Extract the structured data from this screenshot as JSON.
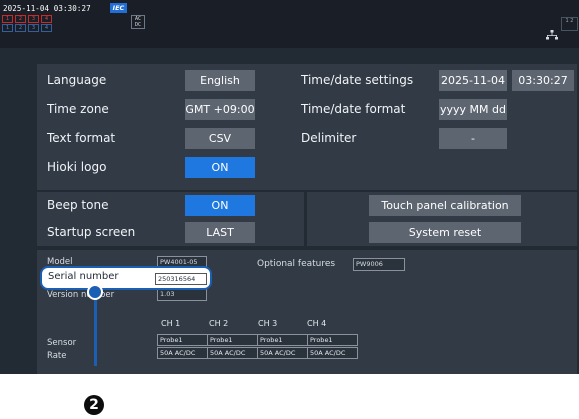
{
  "topbar": {
    "datetime": "2025-11-04 03:30:27",
    "iec_badge": "IEC",
    "channels_red": [
      "1",
      "2",
      "3",
      "4"
    ],
    "channels_blue": [
      "1",
      "2",
      "3",
      "4"
    ],
    "acdc": "AC DC",
    "corner": "1 2",
    "network_icon": "network-icon"
  },
  "settings": {
    "language": {
      "label": "Language",
      "value": "English"
    },
    "time_zone": {
      "label": "Time zone",
      "value": "GMT +09:00"
    },
    "text_format": {
      "label": "Text format",
      "value": "CSV"
    },
    "hioki_logo": {
      "label": "Hioki logo",
      "value": "ON"
    },
    "time_date_settings": {
      "label": "Time/date settings",
      "date": "2025-11-04",
      "time": "03:30:27"
    },
    "time_date_format": {
      "label": "Time/date format",
      "value": "yyyy MM dd"
    },
    "delimiter": {
      "label": "Delimiter",
      "value": "-"
    },
    "beep_tone": {
      "label": "Beep tone",
      "value": "ON"
    },
    "startup_screen": {
      "label": "Startup screen",
      "value": "LAST"
    },
    "touch_panel_calibration": "Touch panel calibration",
    "system_reset": "System reset"
  },
  "info": {
    "model": {
      "label": "Model",
      "value": "PW4001-05"
    },
    "serial_number": {
      "label": "Serial number",
      "value": "250316564"
    },
    "version_number": {
      "label": "Version number",
      "value": "1.03"
    },
    "optional_features": {
      "label": "Optional features",
      "value": "PW9006"
    },
    "channel_headers": [
      "CH 1",
      "CH 2",
      "CH 3",
      "CH 4"
    ],
    "sensor_label": "Sensor",
    "rate_label": "Rate",
    "sensors": [
      "Probe1",
      "Probe1",
      "Probe1",
      "Probe1"
    ],
    "rates": [
      "50A AC/DC",
      "50A AC/DC",
      "50A AC/DC",
      "50A AC/DC"
    ]
  },
  "callout": {
    "number": "2"
  },
  "colors": {
    "accent": "#1f78e0",
    "highlight": "#1a5fb4",
    "screen_bg": "#222a33"
  }
}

Set task
Reproduce the whole listing exactly, but not the images in it.

Solution for this task
Extract the structured data from this screenshot as JSON.
{
  "topbar": {
    "datetime": "2025-11-04 03:30:27",
    "iec_badge": "IEC",
    "channels_red": [
      "1",
      "2",
      "3",
      "4"
    ],
    "channels_blue": [
      "1",
      "2",
      "3",
      "4"
    ],
    "acdc": "AC DC",
    "corner": "1 2",
    "network_icon": "network-icon"
  },
  "settings": {
    "language": {
      "label": "Language",
      "value": "English"
    },
    "time_zone": {
      "label": "Time zone",
      "value": "GMT +09:00"
    },
    "text_format": {
      "label": "Text format",
      "value": "CSV"
    },
    "hioki_logo": {
      "label": "Hioki logo",
      "value": "ON"
    },
    "time_date_settings": {
      "label": "Time/date settings",
      "date": "2025-11-04",
      "time": "03:30:27"
    },
    "time_date_format": {
      "label": "Time/date format",
      "value": "yyyy MM dd"
    },
    "delimiter": {
      "label": "Delimiter",
      "value": "-"
    },
    "beep_tone": {
      "label": "Beep tone",
      "value": "ON"
    },
    "startup_screen": {
      "label": "Startup screen",
      "value": "LAST"
    },
    "touch_panel_calibration": "Touch panel calibration",
    "system_reset": "System reset"
  },
  "info": {
    "model": {
      "label": "Model",
      "value": "PW4001-05"
    },
    "serial_number": {
      "label": "Serial number",
      "value": "250316564"
    },
    "version_number": {
      "label": "Version number",
      "value": "1.03"
    },
    "optional_features": {
      "label": "Optional features",
      "value": "PW9006"
    },
    "channel_headers": [
      "CH 1",
      "CH 2",
      "CH 3",
      "CH 4"
    ],
    "sensor_label": "Sensor",
    "rate_label": "Rate",
    "sensors": [
      "Probe1",
      "Probe1",
      "Probe1",
      "Probe1"
    ],
    "rates": [
      "50A AC/DC",
      "50A AC/DC",
      "50A AC/DC",
      "50A AC/DC"
    ]
  },
  "callout": {
    "number": "2"
  },
  "colors": {
    "accent": "#1f78e0",
    "highlight": "#1a5fb4",
    "screen_bg": "#222a33"
  }
}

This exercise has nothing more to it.